━━ Extracted records ━━

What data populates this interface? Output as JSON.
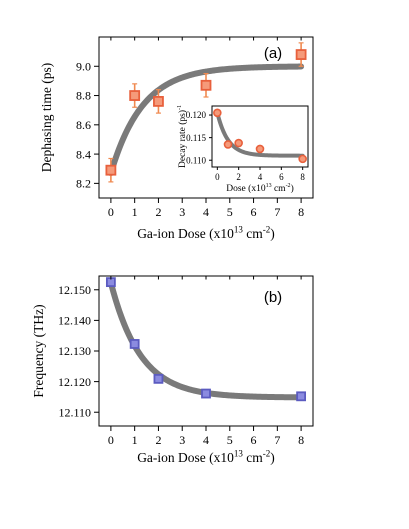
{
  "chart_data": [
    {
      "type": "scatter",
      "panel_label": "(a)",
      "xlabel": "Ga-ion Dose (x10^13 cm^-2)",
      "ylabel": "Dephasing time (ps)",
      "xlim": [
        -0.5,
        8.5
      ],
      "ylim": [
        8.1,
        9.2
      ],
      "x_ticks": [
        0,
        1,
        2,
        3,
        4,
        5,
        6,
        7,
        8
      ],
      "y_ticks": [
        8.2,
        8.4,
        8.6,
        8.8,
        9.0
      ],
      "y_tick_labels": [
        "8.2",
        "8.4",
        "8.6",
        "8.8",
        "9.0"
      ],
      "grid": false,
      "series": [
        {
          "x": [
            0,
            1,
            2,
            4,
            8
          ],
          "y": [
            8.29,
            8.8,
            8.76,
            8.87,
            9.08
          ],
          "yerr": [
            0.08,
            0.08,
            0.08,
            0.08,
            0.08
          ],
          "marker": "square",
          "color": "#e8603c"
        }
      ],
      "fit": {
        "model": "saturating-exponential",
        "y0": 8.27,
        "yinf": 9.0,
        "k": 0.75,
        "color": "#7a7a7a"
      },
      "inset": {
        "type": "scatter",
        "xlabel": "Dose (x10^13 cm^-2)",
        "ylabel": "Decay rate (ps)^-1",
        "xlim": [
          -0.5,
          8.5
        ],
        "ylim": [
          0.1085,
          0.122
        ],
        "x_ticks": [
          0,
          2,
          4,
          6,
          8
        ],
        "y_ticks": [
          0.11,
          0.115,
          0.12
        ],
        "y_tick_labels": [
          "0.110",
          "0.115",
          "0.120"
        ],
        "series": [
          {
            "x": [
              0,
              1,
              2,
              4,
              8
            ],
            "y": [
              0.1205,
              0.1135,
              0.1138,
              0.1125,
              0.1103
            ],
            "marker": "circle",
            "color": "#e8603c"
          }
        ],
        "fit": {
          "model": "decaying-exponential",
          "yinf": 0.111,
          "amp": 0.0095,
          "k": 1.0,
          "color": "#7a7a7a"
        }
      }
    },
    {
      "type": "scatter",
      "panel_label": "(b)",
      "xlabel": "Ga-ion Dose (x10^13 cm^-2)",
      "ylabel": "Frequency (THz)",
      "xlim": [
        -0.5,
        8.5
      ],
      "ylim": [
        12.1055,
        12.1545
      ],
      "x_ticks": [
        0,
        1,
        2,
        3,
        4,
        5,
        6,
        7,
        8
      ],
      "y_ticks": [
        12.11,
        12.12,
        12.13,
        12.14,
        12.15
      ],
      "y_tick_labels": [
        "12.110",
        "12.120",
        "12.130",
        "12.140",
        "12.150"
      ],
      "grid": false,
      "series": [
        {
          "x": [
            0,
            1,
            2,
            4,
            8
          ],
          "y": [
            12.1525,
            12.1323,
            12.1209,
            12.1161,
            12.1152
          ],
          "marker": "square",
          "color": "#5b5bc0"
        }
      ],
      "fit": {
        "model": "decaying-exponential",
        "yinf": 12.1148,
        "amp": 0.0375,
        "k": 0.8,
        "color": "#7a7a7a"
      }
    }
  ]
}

━━━

Reproduce the records, all of them, word for word; omit the pictures.

What data populates this interface? Output as JSON.
{
  "chart_data": [
    {
      "type": "scatter",
      "panel_label": "(a)",
      "xlabel": "Ga-ion Dose (x10^13 cm^-2)",
      "ylabel": "Dephasing time (ps)",
      "xlim": [
        -0.5,
        8.5
      ],
      "ylim": [
        8.1,
        9.2
      ],
      "x_ticks": [
        0,
        1,
        2,
        3,
        4,
        5,
        6,
        7,
        8
      ],
      "y_ticks": [
        8.2,
        8.4,
        8.6,
        8.8,
        9.0
      ],
      "y_tick_labels": [
        "8.2",
        "8.4",
        "8.6",
        "8.8",
        "9.0"
      ],
      "grid": false,
      "series": [
        {
          "x": [
            0,
            1,
            2,
            4,
            8
          ],
          "y": [
            8.29,
            8.8,
            8.76,
            8.87,
            9.08
          ],
          "yerr": [
            0.08,
            0.08,
            0.08,
            0.08,
            0.08
          ],
          "marker": "square",
          "color": "#e8603c"
        }
      ],
      "fit": {
        "model": "saturating-exponential",
        "y0": 8.27,
        "yinf": 9.0,
        "k": 0.75,
        "color": "#7a7a7a"
      },
      "inset": {
        "type": "scatter",
        "xlabel": "Dose (x10^13 cm^-2)",
        "ylabel": "Decay rate (ps)^-1",
        "xlim": [
          -0.5,
          8.5
        ],
        "ylim": [
          0.1085,
          0.122
        ],
        "x_ticks": [
          0,
          2,
          4,
          6,
          8
        ],
        "y_ticks": [
          0.11,
          0.115,
          0.12
        ],
        "y_tick_labels": [
          "0.110",
          "0.115",
          "0.120"
        ],
        "series": [
          {
            "x": [
              0,
              1,
              2,
              4,
              8
            ],
            "y": [
              0.1205,
              0.1135,
              0.1138,
              0.1125,
              0.1103
            ],
            "marker": "circle",
            "color": "#e8603c"
          }
        ],
        "fit": {
          "model": "decaying-exponential",
          "yinf": 0.111,
          "amp": 0.0095,
          "k": 1.0,
          "color": "#7a7a7a"
        }
      }
    },
    {
      "type": "scatter",
      "panel_label": "(b)",
      "xlabel": "Ga-ion Dose (x10^13 cm^-2)",
      "ylabel": "Frequency (THz)",
      "xlim": [
        -0.5,
        8.5
      ],
      "ylim": [
        12.1055,
        12.1545
      ],
      "x_ticks": [
        0,
        1,
        2,
        3,
        4,
        5,
        6,
        7,
        8
      ],
      "y_ticks": [
        12.11,
        12.12,
        12.13,
        12.14,
        12.15
      ],
      "y_tick_labels": [
        "12.110",
        "12.120",
        "12.130",
        "12.140",
        "12.150"
      ],
      "grid": false,
      "series": [
        {
          "x": [
            0,
            1,
            2,
            4,
            8
          ],
          "y": [
            12.1525,
            12.1323,
            12.1209,
            12.1161,
            12.1152
          ],
          "marker": "square",
          "color": "#5b5bc0"
        }
      ],
      "fit": {
        "model": "decaying-exponential",
        "yinf": 12.1148,
        "amp": 0.0375,
        "k": 0.8,
        "color": "#7a7a7a"
      }
    }
  ]
}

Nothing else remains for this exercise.